Each entry should be quoted word for word, including every mark of punctuation.

**WORKING DATA**.
□ □ □

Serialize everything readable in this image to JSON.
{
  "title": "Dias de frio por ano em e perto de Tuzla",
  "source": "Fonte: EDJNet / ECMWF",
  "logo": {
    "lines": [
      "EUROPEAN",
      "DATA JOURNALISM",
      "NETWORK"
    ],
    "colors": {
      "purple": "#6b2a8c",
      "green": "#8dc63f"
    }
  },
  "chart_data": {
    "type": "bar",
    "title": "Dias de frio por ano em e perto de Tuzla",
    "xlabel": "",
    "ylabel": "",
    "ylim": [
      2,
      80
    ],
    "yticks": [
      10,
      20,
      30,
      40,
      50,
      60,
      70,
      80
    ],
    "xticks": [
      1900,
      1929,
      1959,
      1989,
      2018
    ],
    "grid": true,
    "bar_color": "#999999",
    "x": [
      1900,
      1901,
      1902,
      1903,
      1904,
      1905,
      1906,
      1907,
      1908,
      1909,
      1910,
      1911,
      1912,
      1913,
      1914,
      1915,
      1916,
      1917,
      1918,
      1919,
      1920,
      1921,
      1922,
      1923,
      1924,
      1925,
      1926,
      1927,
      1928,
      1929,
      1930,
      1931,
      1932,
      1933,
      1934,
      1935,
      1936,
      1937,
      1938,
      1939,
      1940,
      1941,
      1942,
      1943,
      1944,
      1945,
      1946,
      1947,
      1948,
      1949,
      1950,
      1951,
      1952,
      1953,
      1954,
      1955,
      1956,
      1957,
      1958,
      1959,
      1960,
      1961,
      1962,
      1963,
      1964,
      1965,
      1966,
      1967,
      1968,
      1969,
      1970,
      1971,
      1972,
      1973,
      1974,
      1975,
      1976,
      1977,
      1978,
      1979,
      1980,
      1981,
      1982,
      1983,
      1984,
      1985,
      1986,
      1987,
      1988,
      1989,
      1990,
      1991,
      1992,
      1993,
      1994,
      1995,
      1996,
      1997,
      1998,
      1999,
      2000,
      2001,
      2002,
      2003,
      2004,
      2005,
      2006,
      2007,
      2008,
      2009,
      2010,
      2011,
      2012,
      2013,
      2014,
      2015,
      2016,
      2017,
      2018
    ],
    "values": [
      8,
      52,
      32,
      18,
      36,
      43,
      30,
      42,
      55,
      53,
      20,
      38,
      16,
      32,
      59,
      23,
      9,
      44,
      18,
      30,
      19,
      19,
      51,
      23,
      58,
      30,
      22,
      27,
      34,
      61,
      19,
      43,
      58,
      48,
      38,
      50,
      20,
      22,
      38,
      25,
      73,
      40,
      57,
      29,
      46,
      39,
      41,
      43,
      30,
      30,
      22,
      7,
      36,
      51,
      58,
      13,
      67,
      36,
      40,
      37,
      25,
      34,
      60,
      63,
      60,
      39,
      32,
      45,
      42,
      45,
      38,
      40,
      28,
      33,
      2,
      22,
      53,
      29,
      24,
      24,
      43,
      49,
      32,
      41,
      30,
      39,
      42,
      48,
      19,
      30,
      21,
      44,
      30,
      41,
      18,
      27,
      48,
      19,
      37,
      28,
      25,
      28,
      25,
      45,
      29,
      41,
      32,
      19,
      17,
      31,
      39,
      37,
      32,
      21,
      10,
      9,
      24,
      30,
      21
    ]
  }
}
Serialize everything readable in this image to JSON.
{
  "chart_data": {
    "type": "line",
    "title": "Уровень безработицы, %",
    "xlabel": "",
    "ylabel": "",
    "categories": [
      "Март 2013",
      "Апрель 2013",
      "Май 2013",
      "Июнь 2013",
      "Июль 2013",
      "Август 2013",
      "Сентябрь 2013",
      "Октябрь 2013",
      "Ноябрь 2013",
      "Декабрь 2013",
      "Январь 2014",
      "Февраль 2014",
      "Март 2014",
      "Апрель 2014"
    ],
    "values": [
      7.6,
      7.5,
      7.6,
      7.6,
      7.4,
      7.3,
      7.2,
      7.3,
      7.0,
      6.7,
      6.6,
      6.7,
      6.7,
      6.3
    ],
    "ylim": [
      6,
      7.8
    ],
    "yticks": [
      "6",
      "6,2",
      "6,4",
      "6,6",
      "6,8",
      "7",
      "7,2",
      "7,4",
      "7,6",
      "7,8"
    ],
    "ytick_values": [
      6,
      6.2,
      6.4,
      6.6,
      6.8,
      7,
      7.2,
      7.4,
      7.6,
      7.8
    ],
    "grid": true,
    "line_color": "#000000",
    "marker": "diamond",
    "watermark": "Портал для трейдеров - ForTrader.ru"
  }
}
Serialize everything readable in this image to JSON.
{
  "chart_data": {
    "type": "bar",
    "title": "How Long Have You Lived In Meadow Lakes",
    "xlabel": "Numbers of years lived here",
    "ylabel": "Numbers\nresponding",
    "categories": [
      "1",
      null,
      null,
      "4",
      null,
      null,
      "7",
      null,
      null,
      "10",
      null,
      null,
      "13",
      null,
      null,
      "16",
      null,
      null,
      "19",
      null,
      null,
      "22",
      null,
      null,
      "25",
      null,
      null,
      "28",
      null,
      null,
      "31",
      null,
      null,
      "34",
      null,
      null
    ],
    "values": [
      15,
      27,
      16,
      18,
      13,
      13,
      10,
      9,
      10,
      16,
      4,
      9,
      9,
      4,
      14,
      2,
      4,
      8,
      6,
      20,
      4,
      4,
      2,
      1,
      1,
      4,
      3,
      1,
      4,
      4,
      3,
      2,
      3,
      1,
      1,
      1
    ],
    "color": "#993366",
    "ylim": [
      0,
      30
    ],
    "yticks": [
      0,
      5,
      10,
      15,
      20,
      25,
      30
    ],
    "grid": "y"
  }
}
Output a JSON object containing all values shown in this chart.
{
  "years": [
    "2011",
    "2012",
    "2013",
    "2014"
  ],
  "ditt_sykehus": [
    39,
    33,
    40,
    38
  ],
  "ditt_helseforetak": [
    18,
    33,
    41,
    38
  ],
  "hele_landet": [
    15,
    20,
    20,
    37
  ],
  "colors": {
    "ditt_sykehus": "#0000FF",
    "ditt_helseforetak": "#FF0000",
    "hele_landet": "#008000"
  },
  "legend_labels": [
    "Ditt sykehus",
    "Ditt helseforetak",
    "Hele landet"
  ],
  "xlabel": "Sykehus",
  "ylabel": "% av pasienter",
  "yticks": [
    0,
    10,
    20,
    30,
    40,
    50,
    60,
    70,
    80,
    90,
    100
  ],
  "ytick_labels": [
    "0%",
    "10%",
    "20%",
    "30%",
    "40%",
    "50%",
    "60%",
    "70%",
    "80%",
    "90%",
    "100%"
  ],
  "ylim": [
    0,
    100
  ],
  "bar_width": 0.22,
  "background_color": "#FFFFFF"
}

□ □ □

**SOLUTION TO THIS PROBLEM**.
Serialize everything readable in this image to JSON.
{
  "title": "Dias de frio por ano em e perto de Tuzla",
  "source": "Fonte: EDJNet / ECMWF",
  "logo": {
    "lines": [
      "EUROPEAN",
      "DATA JOURNALISM",
      "NETWORK"
    ],
    "colors": {
      "purple": "#6b2a8c",
      "green": "#8dc63f"
    }
  },
  "chart_data": {
    "type": "bar",
    "title": "Dias de frio por ano em e perto de Tuzla",
    "xlabel": "",
    "ylabel": "",
    "ylim": [
      2,
      80
    ],
    "yticks": [
      10,
      20,
      30,
      40,
      50,
      60,
      70,
      80
    ],
    "xticks": [
      1900,
      1929,
      1959,
      1989,
      2018
    ],
    "grid": true,
    "bar_color": "#999999",
    "x": [
      1900,
      1901,
      1902,
      1903,
      1904,
      1905,
      1906,
      1907,
      1908,
      1909,
      1910,
      1911,
      1912,
      1913,
      1914,
      1915,
      1916,
      1917,
      1918,
      1919,
      1920,
      1921,
      1922,
      1923,
      1924,
      1925,
      1926,
      1927,
      1928,
      1929,
      1930,
      1931,
      1932,
      1933,
      1934,
      1935,
      1936,
      1937,
      1938,
      1939,
      1940,
      1941,
      1942,
      1943,
      1944,
      1945,
      1946,
      1947,
      1948,
      1949,
      1950,
      1951,
      1952,
      1953,
      1954,
      1955,
      1956,
      1957,
      1958,
      1959,
      1960,
      1961,
      1962,
      1963,
      1964,
      1965,
      1966,
      1967,
      1968,
      1969,
      1970,
      1971,
      1972,
      1973,
      1974,
      1975,
      1976,
      1977,
      1978,
      1979,
      1980,
      1981,
      1982,
      1983,
      1984,
      1985,
      1986,
      1987,
      1988,
      1989,
      1990,
      1991,
      1992,
      1993,
      1994,
      1995,
      1996,
      1997,
      1998,
      1999,
      2000,
      2001,
      2002,
      2003,
      2004,
      2005,
      2006,
      2007,
      2008,
      2009,
      2010,
      2011,
      2012,
      2013,
      2014,
      2015,
      2016,
      2017,
      2018
    ],
    "values": [
      8,
      52,
      32,
      18,
      36,
      43,
      30,
      42,
      55,
      53,
      20,
      38,
      16,
      32,
      59,
      23,
      9,
      44,
      18,
      30,
      19,
      19,
      51,
      23,
      58,
      30,
      22,
      27,
      34,
      61,
      19,
      43,
      58,
      48,
      38,
      50,
      20,
      22,
      38,
      25,
      73,
      40,
      57,
      29,
      46,
      39,
      41,
      43,
      30,
      30,
      22,
      7,
      36,
      51,
      58,
      13,
      67,
      36,
      40,
      37,
      25,
      34,
      60,
      63,
      60,
      39,
      32,
      45,
      42,
      45,
      38,
      40,
      28,
      33,
      2,
      22,
      53,
      29,
      24,
      24,
      43,
      49,
      32,
      41,
      30,
      39,
      42,
      48,
      19,
      30,
      21,
      44,
      30,
      41,
      18,
      27,
      48,
      19,
      37,
      28,
      25,
      28,
      25,
      45,
      29,
      41,
      32,
      19,
      17,
      31,
      39,
      37,
      32,
      21,
      10,
      9,
      24,
      30,
      21
    ]
  }
}
Serialize everything readable in this image to JSON.
{
  "chart_data": {
    "type": "line",
    "title": "Уровень безработицы, %",
    "xlabel": "",
    "ylabel": "",
    "categories": [
      "Март 2013",
      "Апрель 2013",
      "Май 2013",
      "Июнь 2013",
      "Июль 2013",
      "Август 2013",
      "Сентябрь 2013",
      "Октябрь 2013",
      "Ноябрь 2013",
      "Декабрь 2013",
      "Январь 2014",
      "Февраль 2014",
      "Март 2014",
      "Апрель 2014"
    ],
    "values": [
      7.6,
      7.5,
      7.6,
      7.6,
      7.4,
      7.3,
      7.2,
      7.3,
      7.0,
      6.7,
      6.6,
      6.7,
      6.7,
      6.3
    ],
    "ylim": [
      6,
      7.8
    ],
    "yticks": [
      "6",
      "6,2",
      "6,4",
      "6,6",
      "6,8",
      "7",
      "7,2",
      "7,4",
      "7,6",
      "7,8"
    ],
    "ytick_values": [
      6,
      6.2,
      6.4,
      6.6,
      6.8,
      7,
      7.2,
      7.4,
      7.6,
      7.8
    ],
    "grid": true,
    "line_color": "#000000",
    "marker": "diamond",
    "watermark": "Портал для трейдеров - ForTrader.ru"
  }
}
Serialize everything readable in this image to JSON.
{
  "chart_data": {
    "type": "bar",
    "title": "How Long Have You Lived In Meadow Lakes",
    "xlabel": "Numbers of years lived here",
    "ylabel": "Numbers\nresponding",
    "categories": [
      "1",
      null,
      null,
      "4",
      null,
      null,
      "7",
      null,
      null,
      "10",
      null,
      null,
      "13",
      null,
      null,
      "16",
      null,
      null,
      "19",
      null,
      null,
      "22",
      null,
      null,
      "25",
      null,
      null,
      "28",
      null,
      null,
      "31",
      null,
      null,
      "34",
      null,
      null
    ],
    "values": [
      15,
      27,
      16,
      18,
      13,
      13,
      10,
      9,
      10,
      16,
      4,
      9,
      9,
      4,
      14,
      2,
      4,
      8,
      6,
      20,
      4,
      4,
      2,
      1,
      1,
      4,
      3,
      1,
      4,
      4,
      3,
      2,
      3,
      1,
      1,
      1
    ],
    "color": "#993366",
    "ylim": [
      0,
      30
    ],
    "yticks": [
      0,
      5,
      10,
      15,
      20,
      25,
      30
    ],
    "grid": "y"
  }
}
Output a JSON object containing all values shown in this chart.
{
  "years": [
    "2011",
    "2012",
    "2013",
    "2014"
  ],
  "ditt_sykehus": [
    39,
    33,
    40,
    38
  ],
  "ditt_helseforetak": [
    18,
    33,
    41,
    38
  ],
  "hele_landet": [
    15,
    20,
    20,
    37
  ],
  "colors": {
    "ditt_sykehus": "#0000FF",
    "ditt_helseforetak": "#FF0000",
    "hele_landet": "#008000"
  },
  "legend_labels": [
    "Ditt sykehus",
    "Ditt helseforetak",
    "Hele landet"
  ],
  "xlabel": "Sykehus",
  "ylabel": "% av pasienter",
  "yticks": [
    0,
    10,
    20,
    30,
    40,
    50,
    60,
    70,
    80,
    90,
    100
  ],
  "ytick_labels": [
    "0%",
    "10%",
    "20%",
    "30%",
    "40%",
    "50%",
    "60%",
    "70%",
    "80%",
    "90%",
    "100%"
  ],
  "ylim": [
    0,
    100
  ],
  "bar_width": 0.22,
  "background_color": "#FFFFFF"
}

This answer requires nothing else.